→ **What is expected**: Copy every line in the records below that contains the word "this".
####################
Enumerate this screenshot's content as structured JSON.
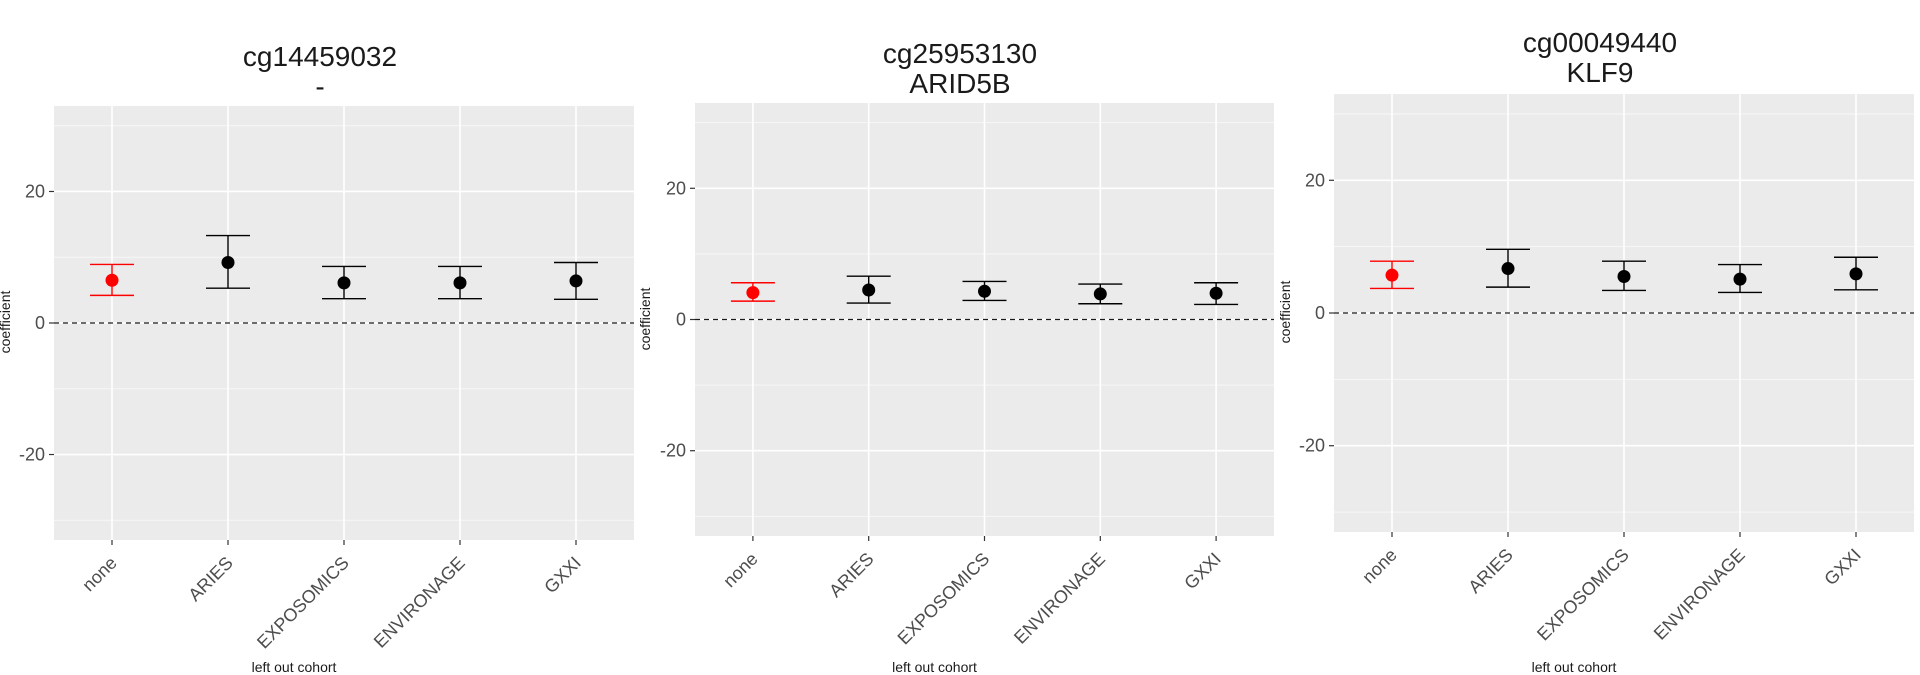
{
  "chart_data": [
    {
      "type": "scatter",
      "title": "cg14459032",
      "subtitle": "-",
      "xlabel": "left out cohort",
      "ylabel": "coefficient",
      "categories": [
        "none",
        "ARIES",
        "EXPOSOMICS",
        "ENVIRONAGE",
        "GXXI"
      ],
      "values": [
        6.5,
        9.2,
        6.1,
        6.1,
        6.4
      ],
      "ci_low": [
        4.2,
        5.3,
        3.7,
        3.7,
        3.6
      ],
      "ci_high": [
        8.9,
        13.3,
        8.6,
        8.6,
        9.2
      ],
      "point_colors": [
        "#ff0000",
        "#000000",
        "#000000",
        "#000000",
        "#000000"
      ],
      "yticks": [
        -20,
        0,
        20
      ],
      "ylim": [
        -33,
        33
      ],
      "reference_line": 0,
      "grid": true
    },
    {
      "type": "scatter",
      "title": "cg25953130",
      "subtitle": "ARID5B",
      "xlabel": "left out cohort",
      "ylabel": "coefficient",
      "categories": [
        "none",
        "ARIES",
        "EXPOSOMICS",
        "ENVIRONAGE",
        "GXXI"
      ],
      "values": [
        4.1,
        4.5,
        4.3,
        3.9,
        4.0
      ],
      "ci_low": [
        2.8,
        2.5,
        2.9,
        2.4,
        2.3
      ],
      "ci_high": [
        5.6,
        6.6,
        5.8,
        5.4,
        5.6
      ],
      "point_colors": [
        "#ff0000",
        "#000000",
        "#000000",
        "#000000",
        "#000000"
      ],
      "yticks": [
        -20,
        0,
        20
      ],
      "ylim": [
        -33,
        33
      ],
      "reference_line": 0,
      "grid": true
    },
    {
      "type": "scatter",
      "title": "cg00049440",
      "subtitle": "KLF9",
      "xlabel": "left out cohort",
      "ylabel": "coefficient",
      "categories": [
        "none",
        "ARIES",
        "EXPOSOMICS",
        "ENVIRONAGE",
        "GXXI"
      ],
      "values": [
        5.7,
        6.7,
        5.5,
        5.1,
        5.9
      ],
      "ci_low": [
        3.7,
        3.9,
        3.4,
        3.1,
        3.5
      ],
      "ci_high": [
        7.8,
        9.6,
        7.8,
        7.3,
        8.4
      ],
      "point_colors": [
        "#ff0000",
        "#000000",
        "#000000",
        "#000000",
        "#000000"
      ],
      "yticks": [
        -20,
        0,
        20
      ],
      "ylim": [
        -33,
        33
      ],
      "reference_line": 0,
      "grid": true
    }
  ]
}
####################
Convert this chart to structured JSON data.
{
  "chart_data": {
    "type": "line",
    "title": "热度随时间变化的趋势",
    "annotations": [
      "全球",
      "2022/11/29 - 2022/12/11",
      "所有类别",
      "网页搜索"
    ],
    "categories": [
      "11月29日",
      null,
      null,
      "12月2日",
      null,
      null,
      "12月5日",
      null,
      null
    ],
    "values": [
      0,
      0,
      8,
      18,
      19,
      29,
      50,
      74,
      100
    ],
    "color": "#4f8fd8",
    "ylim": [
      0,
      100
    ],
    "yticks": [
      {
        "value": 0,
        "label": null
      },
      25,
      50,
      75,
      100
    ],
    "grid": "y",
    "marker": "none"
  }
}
####################
→ **The answer**:
Enumerate this screenshot's content as structured JSON.
Convert this chart to structured JSON data.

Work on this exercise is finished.